● Stated problem: What follows is a block of records; restate each one word for word.

● Records provided:
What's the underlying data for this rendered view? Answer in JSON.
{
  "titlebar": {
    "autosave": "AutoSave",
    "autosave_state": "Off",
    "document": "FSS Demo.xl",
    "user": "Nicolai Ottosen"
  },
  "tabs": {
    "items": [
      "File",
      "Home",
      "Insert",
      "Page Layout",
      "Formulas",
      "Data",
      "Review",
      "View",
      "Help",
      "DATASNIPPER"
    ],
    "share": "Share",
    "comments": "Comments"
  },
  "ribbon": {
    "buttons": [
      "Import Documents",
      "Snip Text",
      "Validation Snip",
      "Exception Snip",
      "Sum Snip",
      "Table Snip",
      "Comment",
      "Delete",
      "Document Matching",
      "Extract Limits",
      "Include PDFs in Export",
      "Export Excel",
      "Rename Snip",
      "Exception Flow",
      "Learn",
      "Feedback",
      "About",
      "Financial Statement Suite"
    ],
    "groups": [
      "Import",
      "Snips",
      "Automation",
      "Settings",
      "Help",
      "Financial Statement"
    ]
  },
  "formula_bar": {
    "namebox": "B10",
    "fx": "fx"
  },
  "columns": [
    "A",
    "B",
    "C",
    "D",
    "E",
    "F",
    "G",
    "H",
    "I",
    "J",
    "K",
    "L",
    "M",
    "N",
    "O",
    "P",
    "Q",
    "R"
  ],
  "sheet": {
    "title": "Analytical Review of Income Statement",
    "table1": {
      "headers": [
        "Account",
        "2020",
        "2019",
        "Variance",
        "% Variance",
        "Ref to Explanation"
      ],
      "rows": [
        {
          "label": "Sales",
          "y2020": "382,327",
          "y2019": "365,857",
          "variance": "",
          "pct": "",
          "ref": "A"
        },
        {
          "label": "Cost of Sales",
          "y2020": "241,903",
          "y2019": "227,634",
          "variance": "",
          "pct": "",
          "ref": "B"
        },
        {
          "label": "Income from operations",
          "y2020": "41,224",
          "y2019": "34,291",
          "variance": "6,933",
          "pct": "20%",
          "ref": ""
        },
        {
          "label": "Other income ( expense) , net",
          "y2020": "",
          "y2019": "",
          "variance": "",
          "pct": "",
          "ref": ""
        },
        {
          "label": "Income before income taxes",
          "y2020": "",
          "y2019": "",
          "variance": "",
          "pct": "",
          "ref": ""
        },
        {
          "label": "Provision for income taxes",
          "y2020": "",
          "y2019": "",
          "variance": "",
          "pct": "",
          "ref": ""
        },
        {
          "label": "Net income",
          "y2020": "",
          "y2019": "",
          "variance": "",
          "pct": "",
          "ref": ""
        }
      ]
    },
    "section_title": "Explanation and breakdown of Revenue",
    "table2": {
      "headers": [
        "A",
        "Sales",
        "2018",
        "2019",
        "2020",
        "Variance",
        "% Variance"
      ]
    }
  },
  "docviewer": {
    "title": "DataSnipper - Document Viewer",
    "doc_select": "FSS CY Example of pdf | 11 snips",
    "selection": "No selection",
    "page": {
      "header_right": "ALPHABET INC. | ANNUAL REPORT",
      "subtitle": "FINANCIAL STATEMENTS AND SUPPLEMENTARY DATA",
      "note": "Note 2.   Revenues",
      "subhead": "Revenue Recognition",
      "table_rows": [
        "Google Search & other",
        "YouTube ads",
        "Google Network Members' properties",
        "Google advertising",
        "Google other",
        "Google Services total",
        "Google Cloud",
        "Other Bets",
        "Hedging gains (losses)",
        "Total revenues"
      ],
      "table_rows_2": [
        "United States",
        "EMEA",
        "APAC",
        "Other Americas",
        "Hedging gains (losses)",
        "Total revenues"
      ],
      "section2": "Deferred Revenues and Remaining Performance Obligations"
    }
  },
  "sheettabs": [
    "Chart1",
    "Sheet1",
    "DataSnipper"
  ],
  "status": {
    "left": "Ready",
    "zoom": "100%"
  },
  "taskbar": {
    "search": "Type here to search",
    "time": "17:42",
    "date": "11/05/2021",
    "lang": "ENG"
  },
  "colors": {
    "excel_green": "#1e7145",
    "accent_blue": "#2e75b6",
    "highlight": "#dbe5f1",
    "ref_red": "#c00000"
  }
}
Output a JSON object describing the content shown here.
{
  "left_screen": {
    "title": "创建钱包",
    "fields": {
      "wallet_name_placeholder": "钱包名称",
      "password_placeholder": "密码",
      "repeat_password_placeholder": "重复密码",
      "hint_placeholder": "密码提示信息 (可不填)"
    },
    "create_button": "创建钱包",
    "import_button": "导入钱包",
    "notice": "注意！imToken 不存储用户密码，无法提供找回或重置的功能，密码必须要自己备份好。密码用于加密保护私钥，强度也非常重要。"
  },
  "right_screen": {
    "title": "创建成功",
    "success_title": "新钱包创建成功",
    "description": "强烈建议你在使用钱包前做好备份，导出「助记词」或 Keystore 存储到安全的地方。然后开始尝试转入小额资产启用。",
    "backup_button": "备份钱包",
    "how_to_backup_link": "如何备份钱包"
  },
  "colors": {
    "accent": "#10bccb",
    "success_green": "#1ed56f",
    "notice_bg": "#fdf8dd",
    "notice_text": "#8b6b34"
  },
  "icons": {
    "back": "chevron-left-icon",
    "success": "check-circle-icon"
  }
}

● Solution to the problem:
What's the underlying data for this rendered view? Answer in JSON.
{
  "titlebar": {
    "autosave": "AutoSave",
    "autosave_state": "Off",
    "document": "FSS Demo.xl",
    "user": "Nicolai Ottosen"
  },
  "tabs": {
    "items": [
      "File",
      "Home",
      "Insert",
      "Page Layout",
      "Formulas",
      "Data",
      "Review",
      "View",
      "Help",
      "DATASNIPPER"
    ],
    "share": "Share",
    "comments": "Comments"
  },
  "ribbon": {
    "buttons": [
      "Import Documents",
      "Snip Text",
      "Validation Snip",
      "Exception Snip",
      "Sum Snip",
      "Table Snip",
      "Comment",
      "Delete",
      "Document Matching",
      "Extract Limits",
      "Include PDFs in Export",
      "Export Excel",
      "Rename Snip",
      "Exception Flow",
      "Learn",
      "Feedback",
      "About",
      "Financial Statement Suite"
    ],
    "groups": [
      "Import",
      "Snips",
      "Automation",
      "Settings",
      "Help",
      "Financial Statement"
    ]
  },
  "formula_bar": {
    "namebox": "B10",
    "fx": "fx"
  },
  "columns": [
    "A",
    "B",
    "C",
    "D",
    "E",
    "F",
    "G",
    "H",
    "I",
    "J",
    "K",
    "L",
    "M",
    "N",
    "O",
    "P",
    "Q",
    "R"
  ],
  "sheet": {
    "title": "Analytical Review of Income Statement",
    "table1": {
      "headers": [
        "Account",
        "2020",
        "2019",
        "Variance",
        "% Variance",
        "Ref to Explanation"
      ],
      "rows": [
        {
          "label": "Sales",
          "y2020": "382,327",
          "y2019": "365,857",
          "variance": "",
          "pct": "",
          "ref": "A"
        },
        {
          "label": "Cost of Sales",
          "y2020": "241,903",
          "y2019": "227,634",
          "variance": "",
          "pct": "",
          "ref": "B"
        },
        {
          "label": "Income from operations",
          "y2020": "41,224",
          "y2019": "34,291",
          "variance": "6,933",
          "pct": "20%",
          "ref": ""
        },
        {
          "label": "Other income ( expense) , net",
          "y2020": "",
          "y2019": "",
          "variance": "",
          "pct": "",
          "ref": ""
        },
        {
          "label": "Income before income taxes",
          "y2020": "",
          "y2019": "",
          "variance": "",
          "pct": "",
          "ref": ""
        },
        {
          "label": "Provision for income taxes",
          "y2020": "",
          "y2019": "",
          "variance": "",
          "pct": "",
          "ref": ""
        },
        {
          "label": "Net income",
          "y2020": "",
          "y2019": "",
          "variance": "",
          "pct": "",
          "ref": ""
        }
      ]
    },
    "section_title": "Explanation and breakdown of Revenue",
    "table2": {
      "headers": [
        "A",
        "Sales",
        "2018",
        "2019",
        "2020",
        "Variance",
        "% Variance"
      ]
    }
  },
  "docviewer": {
    "title": "DataSnipper - Document Viewer",
    "doc_select": "FSS CY Example of pdf | 11 snips",
    "selection": "No selection",
    "page": {
      "header_right": "ALPHABET INC. | ANNUAL REPORT",
      "subtitle": "FINANCIAL STATEMENTS AND SUPPLEMENTARY DATA",
      "note": "Note 2.   Revenues",
      "subhead": "Revenue Recognition",
      "table_rows": [
        "Google Search & other",
        "YouTube ads",
        "Google Network Members' properties",
        "Google advertising",
        "Google other",
        "Google Services total",
        "Google Cloud",
        "Other Bets",
        "Hedging gains (losses)",
        "Total revenues"
      ],
      "table_rows_2": [
        "United States",
        "EMEA",
        "APAC",
        "Other Americas",
        "Hedging gains (losses)",
        "Total revenues"
      ],
      "section2": "Deferred Revenues and Remaining Performance Obligations"
    }
  },
  "sheettabs": [
    "Chart1",
    "Sheet1",
    "DataSnipper"
  ],
  "status": {
    "left": "Ready",
    "zoom": "100%"
  },
  "taskbar": {
    "search": "Type here to search",
    "time": "17:42",
    "date": "11/05/2021",
    "lang": "ENG"
  },
  "colors": {
    "excel_green": "#1e7145",
    "accent_blue": "#2e75b6",
    "highlight": "#dbe5f1",
    "ref_red": "#c00000"
  }
}
Output a JSON object describing the content shown here.
{
  "left_screen": {
    "title": "创建钱包",
    "fields": {
      "wallet_name_placeholder": "钱包名称",
      "password_placeholder": "密码",
      "repeat_password_placeholder": "重复密码",
      "hint_placeholder": "密码提示信息 (可不填)"
    },
    "create_button": "创建钱包",
    "import_button": "导入钱包",
    "notice": "注意！imToken 不存储用户密码，无法提供找回或重置的功能，密码必须要自己备份好。密码用于加密保护私钥，强度也非常重要。"
  },
  "right_screen": {
    "title": "创建成功",
    "success_title": "新钱包创建成功",
    "description": "强烈建议你在使用钱包前做好备份，导出「助记词」或 Keystore 存储到安全的地方。然后开始尝试转入小额资产启用。",
    "backup_button": "备份钱包",
    "how_to_backup_link": "如何备份钱包"
  },
  "colors": {
    "accent": "#10bccb",
    "success_green": "#1ed56f",
    "notice_bg": "#fdf8dd",
    "notice_text": "#8b6b34"
  },
  "icons": {
    "back": "chevron-left-icon",
    "success": "check-circle-icon"
  }
}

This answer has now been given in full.